__RECORDS FOR THE EXERCISE__:
§ §

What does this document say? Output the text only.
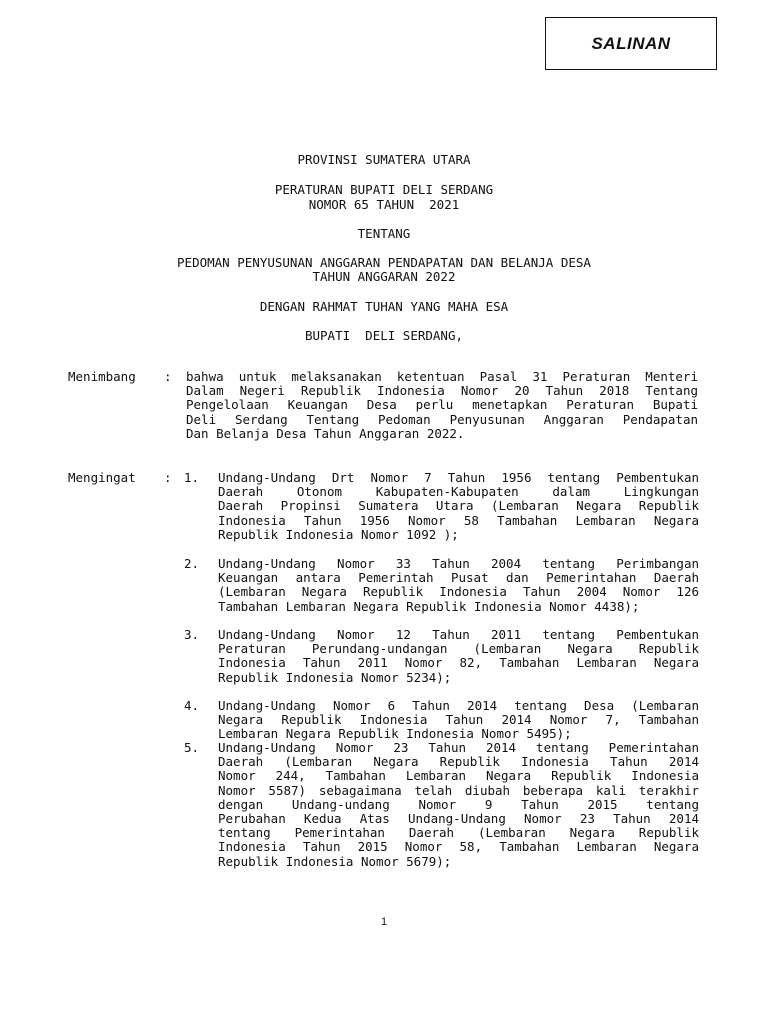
SALINAN
PROVINSI SUMATERA UTARA
PERATURAN BUPATI DELI SERDANG
NOMOR 65 TAHUN  2021
TENTANG
PEDOMAN PENYUSUNAN ANGGARAN PENDAPATAN DAN BELANJA DESA
TAHUN ANGGARAN 2022
DENGAN RAHMAT TUHAN YANG MAHA ESA
BUPATI  DELI SERDANG,
Menimbang : bahwa untuk melaksanakan ketentuan Pasal 31 Peraturan Menteri
Dalam Negeri Republik Indonesia Nomor 20 Tahun 2018 Tentang
Pengelolaan Keuangan Desa perlu menetapkan Peraturan Bupati
Deli Serdang Tentang Pedoman Penyusunan Anggaran Pendapatan
Dan Belanja Desa Tahun Anggaran 2022.
Mengingat : 1. Undang-Undang Drt Nomor 7 Tahun 1956 tentang Pembentukan
Daerah Otonom Kabupaten-Kabupaten dalam Lingkungan
Daerah Propinsi Sumatera Utara (Lembaran Negara Republik
Indonesia Tahun 1956 Nomor 58 Tambahan Lembaran Negara
Republik Indonesia Nomor 1092 );
2. Undang-Undang Nomor 33 Tahun 2004 tentang Perimbangan
Keuangan antara Pemerintah Pusat dan Pemerintahan Daerah
(Lembaran Negara Republik Indonesia Tahun 2004 Nomor 126
Tambahan Lembaran Negara Republik Indonesia Nomor 4438);
3. Undang-Undang Nomor 12 Tahun 2011 tentang Pembentukan
Peraturan Perundang-undangan (Lembaran Negara Republik
Indonesia Tahun 2011 Nomor 82, Tambahan Lembaran Negara
Republik Indonesia Nomor 5234);
4. Undang-Undang Nomor 6 Tahun 2014 tentang Desa (Lembaran
Negara Republik Indonesia Tahun 2014 Nomor 7, Tambahan
Lembaran Negara Republik Indonesia Nomor 5495);
5. Undang-Undang Nomor 23 Tahun 2014 tentang Pemerintahan
Daerah (Lembaran Negara Republik Indonesia Tahun 2014
Nomor 244, Tambahan Lembaran Negara Republik Indonesia
Nomor 5587) sebagaimana telah diubah beberapa kali terakhir
dengan Undang-undang Nomor 9 Tahun 2015 tentang
Perubahan Kedua Atas Undang-Undang Nomor 23 Tahun 2014
tentang Pemerintahan Daerah (Lembaran Negara Republik
Indonesia Tahun 2015 Nomor 58, Tambahan Lembaran Negara
Republik Indonesia Nomor 5679);
1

§ §

__THE PROBLEM__: Go through the records and pull out each line that includes the word "Tambahan".

__THE COMPLETED TASK__:
Indonesia Tahun 1956 Nomor 58 Tambahan Lembaran Negara
Tambahan Lembaran Negara Republik Indonesia Nomor 4438);
Indonesia Tahun 2011 Nomor 82, Tambahan Lembaran Negara
Negara Republik Indonesia Tahun 2014 Nomor 7, Tambahan
Nomor 244, Tambahan Lembaran Negara Republik Indonesia
Indonesia Tahun 2015 Nomor 58, Tambahan Lembaran Negara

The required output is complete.